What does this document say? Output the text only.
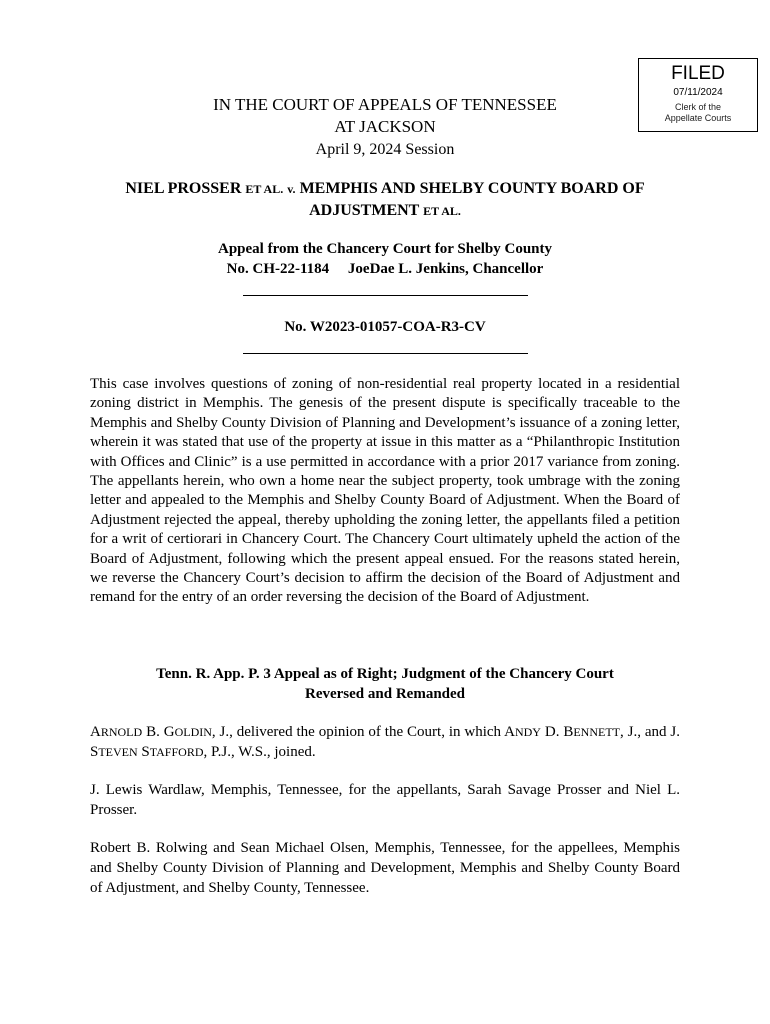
FILED
07/11/2024
Clerk of the
Appellate Courts
IN THE COURT OF APPEALS OF TENNESSEE
AT JACKSON
April 9, 2024 Session
NIEL PROSSER ET AL. v. MEMPHIS AND SHELBY COUNTY BOARD OF ADJUSTMENT ET AL.
Appeal from the Chancery Court for Shelby County
No. CH-22-1184 JoeDae L. Jenkins, Chancellor
No. W2023-01057-COA-R3-CV

This case involves questions of zoning of non-residential real property located in a residential zoning district in Memphis. The genesis of the present dispute is specifically traceable to the Memphis and Shelby County Division of Planning and Development’s issuance of a zoning letter, wherein it was stated that use of the property at issue in this matter as a “Philanthropic Institution with Offices and Clinic” is a use permitted in accordance with a prior 2017 variance from zoning. The appellants herein, who own a home near the subject property, took umbrage with the zoning letter and appealed to the Memphis and Shelby County Board of Adjustment. When the Board of Adjustment rejected the appeal, thereby upholding the zoning letter, the appellants filed a petition for a writ of certiorari in Chancery Court. The Chancery Court ultimately upheld the action of the Board of Adjustment, following which the present appeal ensued. For the reasons stated herein, we reverse the Chancery Court’s decision to affirm the decision of the Board of Adjustment and remand for the entry of an order reversing the decision of the Board of Adjustment.

Tenn. R. App. P. 3 Appeal as of Right; Judgment of the Chancery Court
Reversed and Remanded

ARNOLD B. GOLDIN, J., delivered the opinion of the Court, in which ANDY D. BENNETT, J., and J. STEVEN STAFFORD, P.J., W.S., joined.

J. Lewis Wardlaw, Memphis, Tennessee, for the appellants, Sarah Savage Prosser and Niel L. Prosser.

Robert B. Rolwing and Sean Michael Olsen, Memphis, Tennessee, for the appellees, Memphis and Shelby County Division of Planning and Development, Memphis and Shelby County Board of Adjustment, and Shelby County, Tennessee.
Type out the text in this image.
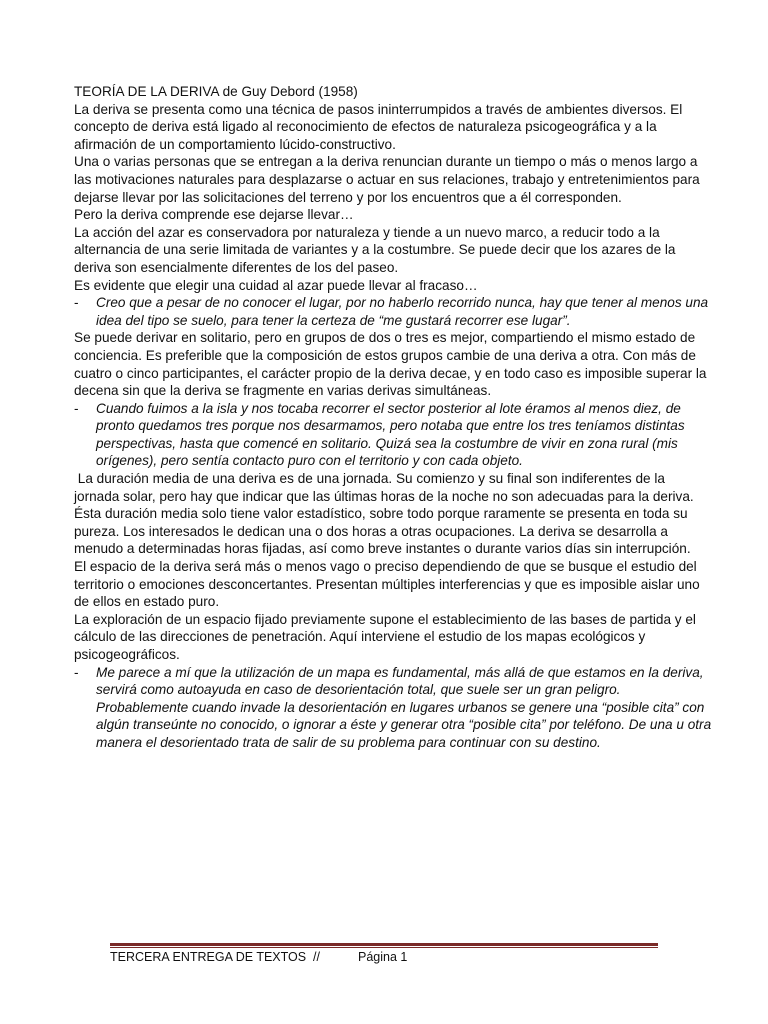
TEORÍA DE LA DERIVA de Guy Debord (1958)

La deriva se presenta como una técnica de pasos ininterrumpidos a través de ambientes diversos. El concepto de deriva está ligado al reconocimiento de efectos de naturaleza psicogeográfica y a la afirmación de un comportamiento lúcido-constructivo.

Una o varias personas que se entregan a la deriva renuncian durante un tiempo o más o menos largo a las motivaciones naturales para desplazarse o actuar en sus relaciones, trabajo y entretenimientos para dejarse llevar por las solicitaciones del terreno y por los encuentros que a él corresponden.

Pero la deriva comprende ese dejarse llevar…

La acción del azar es conservadora por naturaleza y tiende a un nuevo marco, a reducir todo a la alternancia de una serie limitada de variantes y a la costumbre. Se puede decir que los azares de la deriva son esencialmente diferentes de los del paseo.

Es evidente que elegir una cuidad al azar puede llevar al fracaso…

- Creo que a pesar de no conocer el lugar, por no haberlo recorrido nunca, hay que tener al menos una idea del tipo se suelo, para tener la certeza de “me gustará recorrer ese lugar”.

Se puede derivar en solitario, pero en grupos de dos o tres es mejor, compartiendo el mismo estado de conciencia. Es preferible que la composición de estos grupos cambie de una deriva a otra. Con más de cuatro o cinco participantes, el carácter propio de la deriva decae, y en todo caso es imposible superar la decena sin que la deriva se fragmente en varias derivas simultáneas.

- Cuando fuimos a la isla y nos tocaba recorrer el sector posterior al lote éramos al menos diez, de pronto quedamos tres porque nos desarmamos, pero notaba que entre los tres teníamos distintas perspectivas, hasta que comencé en solitario. Quizá sea la costumbre de vivir en zona rural (mis orígenes), pero sentía contacto puro con el territorio y con cada objeto.

La duración media de una deriva es de una jornada. Su comienzo y su final son indiferentes de la jornada solar, pero hay que indicar que las últimas horas de la noche no son adecuadas para la deriva.

Ésta duración media solo tiene valor estadístico, sobre todo porque raramente se presenta en toda su pureza. Los interesados le dedican una o dos horas a otras ocupaciones. La deriva se desarrolla a menudo a determinadas horas fijadas, así como breve instantes o durante varios días sin interrupción.

El espacio de la deriva será más o menos vago o preciso dependiendo de que se busque el estudio del territorio o emociones desconcertantes. Presentan múltiples interferencias y que es imposible aislar uno de ellos en estado puro.

La exploración de un espacio fijado previamente supone el establecimiento de las bases de partida y el cálculo de las direcciones de penetración. Aquí interviene el estudio de los mapas ecológicos y psicogeográficos.

- Me parece a mí que la utilización de un mapa es fundamental, más allá de que estamos en la deriva, servirá como autoayuda en caso de desorientación total, que suele ser un gran peligro. Probablemente cuando invade la desorientación en lugares urbanos se genere una “posible cita” con algún transeúnte no conocido, o ignorar a éste y generar otra “posible cita” por teléfono. De una u otra manera el desorientado trata de salir de su problema para continuar con su destino.
TERCERA ENTREGA DE TEXTOS  //	Página 1
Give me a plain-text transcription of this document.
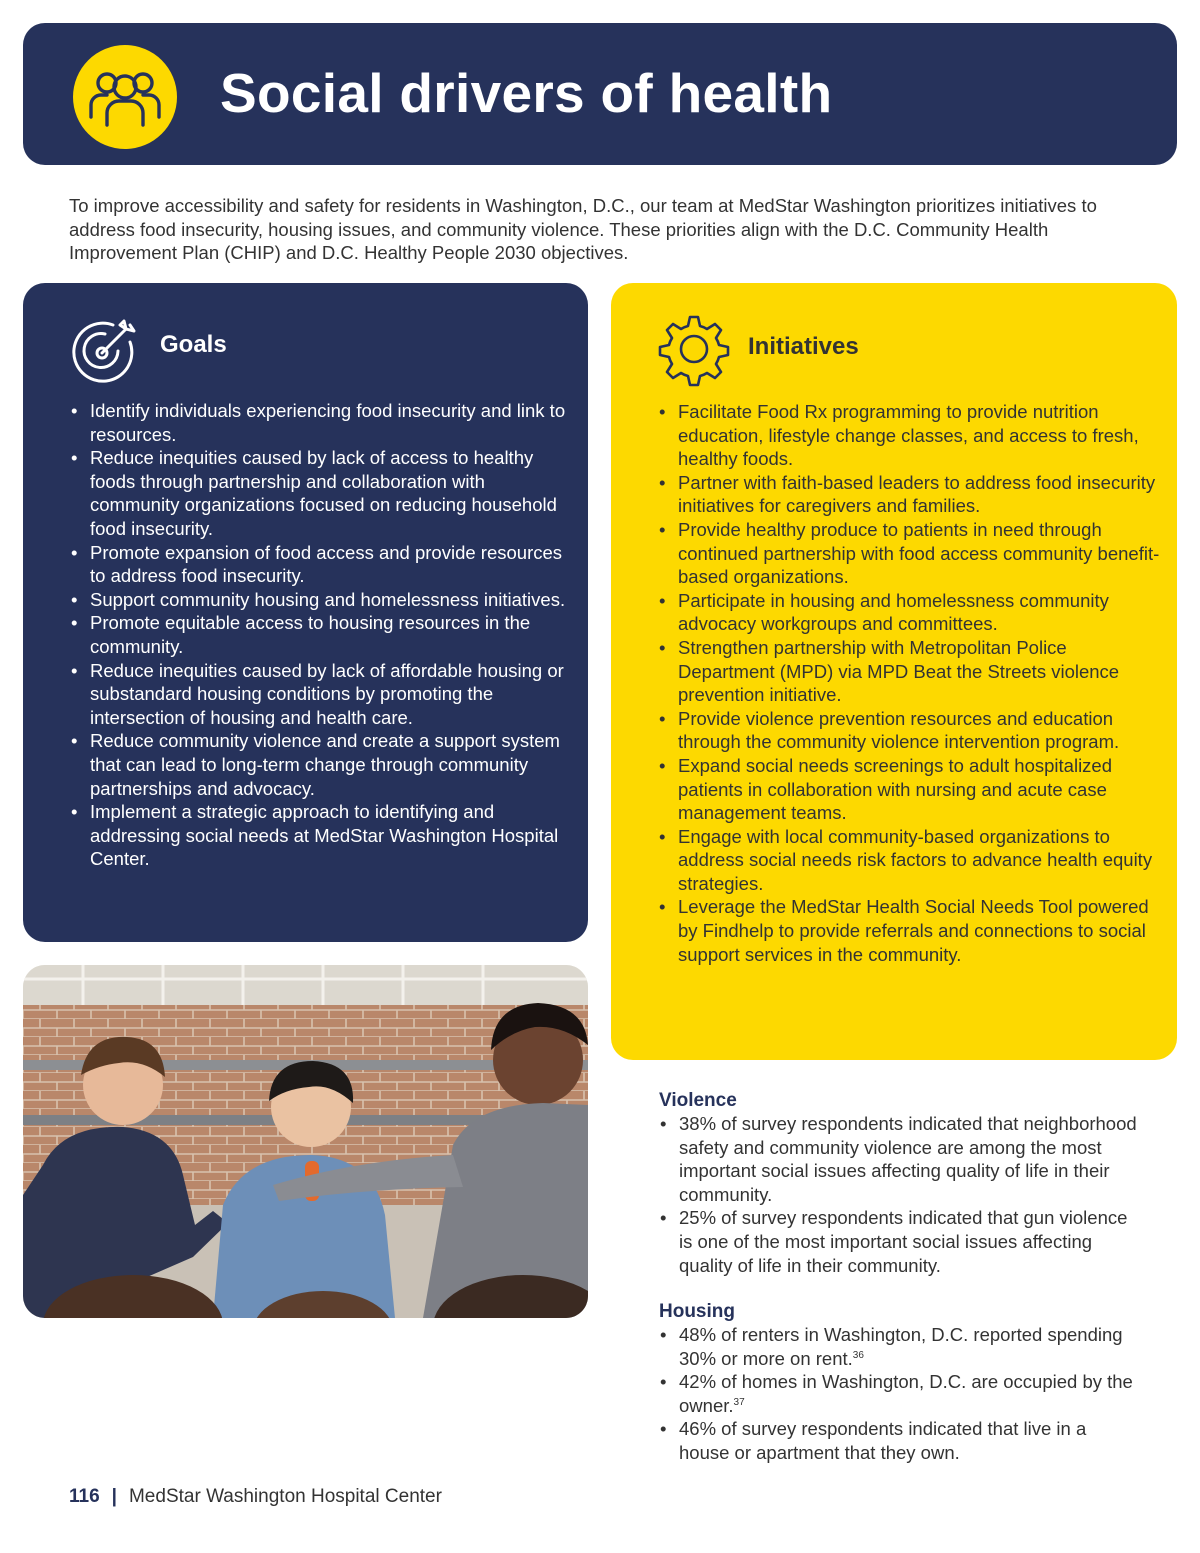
Social drivers of health

To improve accessibility and safety for residents in Washington, D.C., our team at MedStar Washington prioritizes initiatives to address food insecurity, housing issues, and community violence. These priorities align with the D.C. Community Health Improvement Plan (CHIP) and D.C. Healthy People 2030 objectives.

Goals
• Identify individuals experiencing food insecurity and link to resources.
• Reduce inequities caused by lack of access to healthy foods through partnership and collaboration with community organizations focused on reducing household food insecurity.
• Promote expansion of food access and provide resources to address food insecurity.
• Support community housing and homelessness initiatives.
• Promote equitable access to housing resources in the community.
• Reduce inequities caused by lack of affordable housing or substandard housing conditions by promoting the intersection of housing and health care.
• Reduce community violence and create a support system that can lead to long-term change through community partnerships and advocacy.
• Implement a strategic approach to identifying and addressing social needs at MedStar Washington Hospital Center.
Initiatives
• Facilitate Food Rx programming to provide nutrition education, lifestyle change classes, and access to fresh, healthy foods.
• Partner with faith-based leaders to address food insecurity initiatives for caregivers and families.
• Provide healthy produce to patients in need through continued partnership with food access community benefit-based organizations.
• Participate in housing and homelessness community advocacy workgroups and committees.
• Strengthen partnership with Metropolitan Police Department (MPD) via MPD Beat the Streets violence prevention initiative.
• Provide violence prevention resources and education through the community violence intervention program.
• Expand social needs screenings to adult hospitalized patients in collaboration with nursing and acute case management teams.
• Engage with local community-based organizations to address social needs risk factors to advance health equity strategies.
• Leverage the MedStar Health Social Needs Tool powered by Findhelp to provide referrals and connections to social support services in the community.
Violence
• 38% of survey respondents indicated that neighborhood safety and community violence are among the most important social issues affecting quality of life in their community.
• 25% of survey respondents indicated that gun violence is one of the most important social issues affecting quality of life in their community.
Housing
• 48% of renters in Washington, D.C. reported spending 30% or more on rent.$^{36}$
• 42% of homes in Washington, D.C. are occupied by the owner.$^{37}$
• 46% of survey respondents indicated that live in a house or apartment that they own.
116 | MedStar Washington Hospital Center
-*-
WORK TO BE COMPLETED: Reproduce every line above containing "naturaleza".

YOUR SOLUTION:
La deriva se presenta como una técnica de pasos ininterrumpidos a través de ambientes diversos. El concepto de deriva está ligado al reconocimiento de efectos de naturaleza psicogeográfica y a la afirmación de un comportamiento lúcido-constructivo.
La acción del azar es conservadora por naturaleza y tiende a un nuevo marco, a reducir todo a la alternancia de una serie limitada de variantes y a la costumbre. Se puede decir que los azares de la deriva son esencialmente diferentes de los del paseo.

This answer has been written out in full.